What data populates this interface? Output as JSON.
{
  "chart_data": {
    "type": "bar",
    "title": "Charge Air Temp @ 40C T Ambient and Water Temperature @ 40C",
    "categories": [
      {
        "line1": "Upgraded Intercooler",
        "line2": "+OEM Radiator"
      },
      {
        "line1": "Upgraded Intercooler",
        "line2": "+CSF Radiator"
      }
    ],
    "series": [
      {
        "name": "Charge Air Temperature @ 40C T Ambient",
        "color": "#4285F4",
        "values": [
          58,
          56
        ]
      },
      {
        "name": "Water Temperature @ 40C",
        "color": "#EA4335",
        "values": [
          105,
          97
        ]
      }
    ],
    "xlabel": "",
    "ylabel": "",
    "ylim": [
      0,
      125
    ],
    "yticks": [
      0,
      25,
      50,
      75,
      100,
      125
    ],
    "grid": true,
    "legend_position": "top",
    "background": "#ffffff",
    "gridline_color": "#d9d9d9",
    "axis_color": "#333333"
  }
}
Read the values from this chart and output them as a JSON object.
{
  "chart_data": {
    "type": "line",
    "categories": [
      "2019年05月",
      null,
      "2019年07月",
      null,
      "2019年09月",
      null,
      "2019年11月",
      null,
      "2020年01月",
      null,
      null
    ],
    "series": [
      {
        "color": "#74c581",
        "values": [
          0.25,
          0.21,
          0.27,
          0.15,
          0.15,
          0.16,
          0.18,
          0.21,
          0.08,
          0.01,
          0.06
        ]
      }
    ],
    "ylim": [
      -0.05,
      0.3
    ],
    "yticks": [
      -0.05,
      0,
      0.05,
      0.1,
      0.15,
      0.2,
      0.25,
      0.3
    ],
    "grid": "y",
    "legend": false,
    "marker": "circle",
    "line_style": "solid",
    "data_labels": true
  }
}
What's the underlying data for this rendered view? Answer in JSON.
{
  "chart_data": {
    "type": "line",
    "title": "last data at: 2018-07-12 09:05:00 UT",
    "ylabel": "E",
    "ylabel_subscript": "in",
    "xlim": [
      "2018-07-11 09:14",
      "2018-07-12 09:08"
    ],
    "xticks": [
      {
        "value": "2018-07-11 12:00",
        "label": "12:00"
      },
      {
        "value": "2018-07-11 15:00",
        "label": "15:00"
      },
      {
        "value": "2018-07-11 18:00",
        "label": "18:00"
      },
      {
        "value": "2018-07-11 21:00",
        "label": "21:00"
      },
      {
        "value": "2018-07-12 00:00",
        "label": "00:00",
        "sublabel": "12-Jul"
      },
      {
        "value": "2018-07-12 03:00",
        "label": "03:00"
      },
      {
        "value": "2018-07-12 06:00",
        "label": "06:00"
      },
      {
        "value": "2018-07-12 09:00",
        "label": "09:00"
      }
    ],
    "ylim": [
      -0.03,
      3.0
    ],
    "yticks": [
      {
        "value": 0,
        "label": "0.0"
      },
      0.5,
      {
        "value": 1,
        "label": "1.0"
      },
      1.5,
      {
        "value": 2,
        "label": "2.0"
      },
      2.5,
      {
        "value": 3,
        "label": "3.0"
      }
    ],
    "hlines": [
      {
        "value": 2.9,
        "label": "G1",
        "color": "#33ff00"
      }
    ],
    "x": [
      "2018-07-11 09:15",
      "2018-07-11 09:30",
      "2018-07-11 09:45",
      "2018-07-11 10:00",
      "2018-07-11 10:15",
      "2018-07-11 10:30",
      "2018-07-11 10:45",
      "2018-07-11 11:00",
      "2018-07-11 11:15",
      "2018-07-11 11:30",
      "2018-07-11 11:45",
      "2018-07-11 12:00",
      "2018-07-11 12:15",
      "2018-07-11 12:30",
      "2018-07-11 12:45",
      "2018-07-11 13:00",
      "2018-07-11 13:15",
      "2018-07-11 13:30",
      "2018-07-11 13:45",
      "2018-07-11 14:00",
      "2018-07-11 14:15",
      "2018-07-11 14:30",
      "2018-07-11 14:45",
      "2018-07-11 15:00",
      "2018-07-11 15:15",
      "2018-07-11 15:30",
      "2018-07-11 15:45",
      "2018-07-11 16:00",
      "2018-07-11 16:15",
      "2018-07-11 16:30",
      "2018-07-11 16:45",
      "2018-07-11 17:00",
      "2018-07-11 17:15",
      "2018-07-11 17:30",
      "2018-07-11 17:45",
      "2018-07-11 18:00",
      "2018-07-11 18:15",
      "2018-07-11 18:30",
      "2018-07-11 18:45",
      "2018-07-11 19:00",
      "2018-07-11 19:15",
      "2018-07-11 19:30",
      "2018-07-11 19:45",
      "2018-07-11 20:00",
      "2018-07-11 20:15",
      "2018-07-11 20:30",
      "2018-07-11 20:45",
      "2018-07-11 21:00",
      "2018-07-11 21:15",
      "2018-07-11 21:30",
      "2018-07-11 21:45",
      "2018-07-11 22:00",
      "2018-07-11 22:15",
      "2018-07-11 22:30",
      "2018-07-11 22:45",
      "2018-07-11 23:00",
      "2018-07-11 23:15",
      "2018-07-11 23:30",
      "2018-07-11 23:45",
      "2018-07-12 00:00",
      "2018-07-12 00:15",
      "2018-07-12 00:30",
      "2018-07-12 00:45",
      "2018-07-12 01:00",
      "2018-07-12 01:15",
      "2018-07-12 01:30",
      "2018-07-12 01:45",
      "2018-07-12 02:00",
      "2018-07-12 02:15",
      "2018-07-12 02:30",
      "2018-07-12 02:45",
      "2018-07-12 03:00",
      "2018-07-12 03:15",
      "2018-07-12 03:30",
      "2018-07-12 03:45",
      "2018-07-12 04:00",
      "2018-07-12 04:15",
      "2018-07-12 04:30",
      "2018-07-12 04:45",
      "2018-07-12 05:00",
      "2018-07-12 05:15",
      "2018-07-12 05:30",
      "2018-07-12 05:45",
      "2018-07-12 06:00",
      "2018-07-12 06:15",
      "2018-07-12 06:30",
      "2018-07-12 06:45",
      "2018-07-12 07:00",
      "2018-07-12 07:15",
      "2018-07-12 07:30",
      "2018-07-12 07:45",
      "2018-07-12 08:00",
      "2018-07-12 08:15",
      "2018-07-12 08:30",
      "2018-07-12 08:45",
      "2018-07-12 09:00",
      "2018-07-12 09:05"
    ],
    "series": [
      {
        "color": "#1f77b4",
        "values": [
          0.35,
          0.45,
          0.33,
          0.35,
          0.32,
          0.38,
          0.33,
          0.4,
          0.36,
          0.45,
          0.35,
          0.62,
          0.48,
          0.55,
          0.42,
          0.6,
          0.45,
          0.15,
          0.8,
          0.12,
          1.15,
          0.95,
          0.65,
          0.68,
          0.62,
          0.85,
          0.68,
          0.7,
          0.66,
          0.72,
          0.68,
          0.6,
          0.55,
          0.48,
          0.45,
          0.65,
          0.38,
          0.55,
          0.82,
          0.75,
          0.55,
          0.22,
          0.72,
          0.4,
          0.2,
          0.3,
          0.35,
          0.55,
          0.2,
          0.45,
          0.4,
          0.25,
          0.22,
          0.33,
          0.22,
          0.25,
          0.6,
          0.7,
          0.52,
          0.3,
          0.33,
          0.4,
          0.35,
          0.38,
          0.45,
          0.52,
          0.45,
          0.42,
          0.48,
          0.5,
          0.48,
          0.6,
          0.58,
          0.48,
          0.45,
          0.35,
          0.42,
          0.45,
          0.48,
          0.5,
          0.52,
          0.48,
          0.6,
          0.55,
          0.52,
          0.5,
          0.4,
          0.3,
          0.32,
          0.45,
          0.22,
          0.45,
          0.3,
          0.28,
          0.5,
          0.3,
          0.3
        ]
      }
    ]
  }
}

## WHAT THE TASK REQUIRES
Restate each of the entries above verbatim.

## SOLUTION TO THIS PROBLEM
What data populates this interface? Output as JSON.
{
  "chart_data": {
    "type": "bar",
    "title": "Charge Air Temp @ 40C T Ambient and Water Temperature @ 40C",
    "categories": [
      {
        "line1": "Upgraded Intercooler",
        "line2": "+OEM Radiator"
      },
      {
        "line1": "Upgraded Intercooler",
        "line2": "+CSF Radiator"
      }
    ],
    "series": [
      {
        "name": "Charge Air Temperature @ 40C T Ambient",
        "color": "#4285F4",
        "values": [
          58,
          56
        ]
      },
      {
        "name": "Water Temperature @ 40C",
        "color": "#EA4335",
        "values": [
          105,
          97
        ]
      }
    ],
    "xlabel": "",
    "ylabel": "",
    "ylim": [
      0,
      125
    ],
    "yticks": [
      0,
      25,
      50,
      75,
      100,
      125
    ],
    "grid": true,
    "legend_position": "top",
    "background": "#ffffff",
    "gridline_color": "#d9d9d9",
    "axis_color": "#333333"
  }
}
Read the values from this chart and output them as a JSON object.
{
  "chart_data": {
    "type": "line",
    "categories": [
      "2019年05月",
      null,
      "2019年07月",
      null,
      "2019年09月",
      null,
      "2019年11月",
      null,
      "2020年01月",
      null,
      null
    ],
    "series": [
      {
        "color": "#74c581",
        "values": [
          0.25,
          0.21,
          0.27,
          0.15,
          0.15,
          0.16,
          0.18,
          0.21,
          0.08,
          0.01,
          0.06
        ]
      }
    ],
    "ylim": [
      -0.05,
      0.3
    ],
    "yticks": [
      -0.05,
      0,
      0.05,
      0.1,
      0.15,
      0.2,
      0.25,
      0.3
    ],
    "grid": "y",
    "legend": false,
    "marker": "circle",
    "line_style": "solid",
    "data_labels": true
  }
}
What's the underlying data for this rendered view? Answer in JSON.
{
  "chart_data": {
    "type": "line",
    "title": "last data at: 2018-07-12 09:05:00 UT",
    "ylabel": "E",
    "ylabel_subscript": "in",
    "xlim": [
      "2018-07-11 09:14",
      "2018-07-12 09:08"
    ],
    "xticks": [
      {
        "value": "2018-07-11 12:00",
        "label": "12:00"
      },
      {
        "value": "2018-07-11 15:00",
        "label": "15:00"
      },
      {
        "value": "2018-07-11 18:00",
        "label": "18:00"
      },
      {
        "value": "2018-07-11 21:00",
        "label": "21:00"
      },
      {
        "value": "2018-07-12 00:00",
        "label": "00:00",
        "sublabel": "12-Jul"
      },
      {
        "value": "2018-07-12 03:00",
        "label": "03:00"
      },
      {
        "value": "2018-07-12 06:00",
        "label": "06:00"
      },
      {
        "value": "2018-07-12 09:00",
        "label": "09:00"
      }
    ],
    "ylim": [
      -0.03,
      3.0
    ],
    "yticks": [
      {
        "value": 0,
        "label": "0.0"
      },
      0.5,
      {
        "value": 1,
        "label": "1.0"
      },
      1.5,
      {
        "value": 2,
        "label": "2.0"
      },
      2.5,
      {
        "value": 3,
        "label": "3.0"
      }
    ],
    "hlines": [
      {
        "value": 2.9,
        "label": "G1",
        "color": "#33ff00"
      }
    ],
    "x": [
      "2018-07-11 09:15",
      "2018-07-11 09:30",
      "2018-07-11 09:45",
      "2018-07-11 10:00",
      "2018-07-11 10:15",
      "2018-07-11 10:30",
      "2018-07-11 10:45",
      "2018-07-11 11:00",
      "2018-07-11 11:15",
      "2018-07-11 11:30",
      "2018-07-11 11:45",
      "2018-07-11 12:00",
      "2018-07-11 12:15",
      "2018-07-11 12:30",
      "2018-07-11 12:45",
      "2018-07-11 13:00",
      "2018-07-11 13:15",
      "2018-07-11 13:30",
      "2018-07-11 13:45",
      "2018-07-11 14:00",
      "2018-07-11 14:15",
      "2018-07-11 14:30",
      "2018-07-11 14:45",
      "2018-07-11 15:00",
      "2018-07-11 15:15",
      "2018-07-11 15:30",
      "2018-07-11 15:45",
      "2018-07-11 16:00",
      "2018-07-11 16:15",
      "2018-07-11 16:30",
      "2018-07-11 16:45",
      "2018-07-11 17:00",
      "2018-07-11 17:15",
      "2018-07-11 17:30",
      "2018-07-11 17:45",
      "2018-07-11 18:00",
      "2018-07-11 18:15",
      "2018-07-11 18:30",
      "2018-07-11 18:45",
      "2018-07-11 19:00",
      "2018-07-11 19:15",
      "2018-07-11 19:30",
      "2018-07-11 19:45",
      "2018-07-11 20:00",
      "2018-07-11 20:15",
      "2018-07-11 20:30",
      "2018-07-11 20:45",
      "2018-07-11 21:00",
      "2018-07-11 21:15",
      "2018-07-11 21:30",
      "2018-07-11 21:45",
      "2018-07-11 22:00",
      "2018-07-11 22:15",
      "2018-07-11 22:30",
      "2018-07-11 22:45",
      "2018-07-11 23:00",
      "2018-07-11 23:15",
      "2018-07-11 23:30",
      "2018-07-11 23:45",
      "2018-07-12 00:00",
      "2018-07-12 00:15",
      "2018-07-12 00:30",
      "2018-07-12 00:45",
      "2018-07-12 01:00",
      "2018-07-12 01:15",
      "2018-07-12 01:30",
      "2018-07-12 01:45",
      "2018-07-12 02:00",
      "2018-07-12 02:15",
      "2018-07-12 02:30",
      "2018-07-12 02:45",
      "2018-07-12 03:00",
      "2018-07-12 03:15",
      "2018-07-12 03:30",
      "2018-07-12 03:45",
      "2018-07-12 04:00",
      "2018-07-12 04:15",
      "2018-07-12 04:30",
      "2018-07-12 04:45",
      "2018-07-12 05:00",
      "2018-07-12 05:15",
      "2018-07-12 05:30",
      "2018-07-12 05:45",
      "2018-07-12 06:00",
      "2018-07-12 06:15",
      "2018-07-12 06:30",
      "2018-07-12 06:45",
      "2018-07-12 07:00",
      "2018-07-12 07:15",
      "2018-07-12 07:30",
      "2018-07-12 07:45",
      "2018-07-12 08:00",
      "2018-07-12 08:15",
      "2018-07-12 08:30",
      "2018-07-12 08:45",
      "2018-07-12 09:00",
      "2018-07-12 09:05"
    ],
    "series": [
      {
        "color": "#1f77b4",
        "values": [
          0.35,
          0.45,
          0.33,
          0.35,
          0.32,
          0.38,
          0.33,
          0.4,
          0.36,
          0.45,
          0.35,
          0.62,
          0.48,
          0.55,
          0.42,
          0.6,
          0.45,
          0.15,
          0.8,
          0.12,
          1.15,
          0.95,
          0.65,
          0.68,
          0.62,
          0.85,
          0.68,
          0.7,
          0.66,
          0.72,
          0.68,
          0.6,
          0.55,
          0.48,
          0.45,
          0.65,
          0.38,
          0.55,
          0.82,
          0.75,
          0.55,
          0.22,
          0.72,
          0.4,
          0.2,
          0.3,
          0.35,
          0.55,
          0.2,
          0.45,
          0.4,
          0.25,
          0.22,
          0.33,
          0.22,
          0.25,
          0.6,
          0.7,
          0.52,
          0.3,
          0.33,
          0.4,
          0.35,
          0.38,
          0.45,
          0.52,
          0.45,
          0.42,
          0.48,
          0.5,
          0.48,
          0.6,
          0.58,
          0.48,
          0.45,
          0.35,
          0.42,
          0.45,
          0.48,
          0.5,
          0.52,
          0.48,
          0.6,
          0.55,
          0.52,
          0.5,
          0.4,
          0.3,
          0.32,
          0.45,
          0.22,
          0.45,
          0.3,
          0.28,
          0.5,
          0.3,
          0.3
        ]
      }
    ]
  }
}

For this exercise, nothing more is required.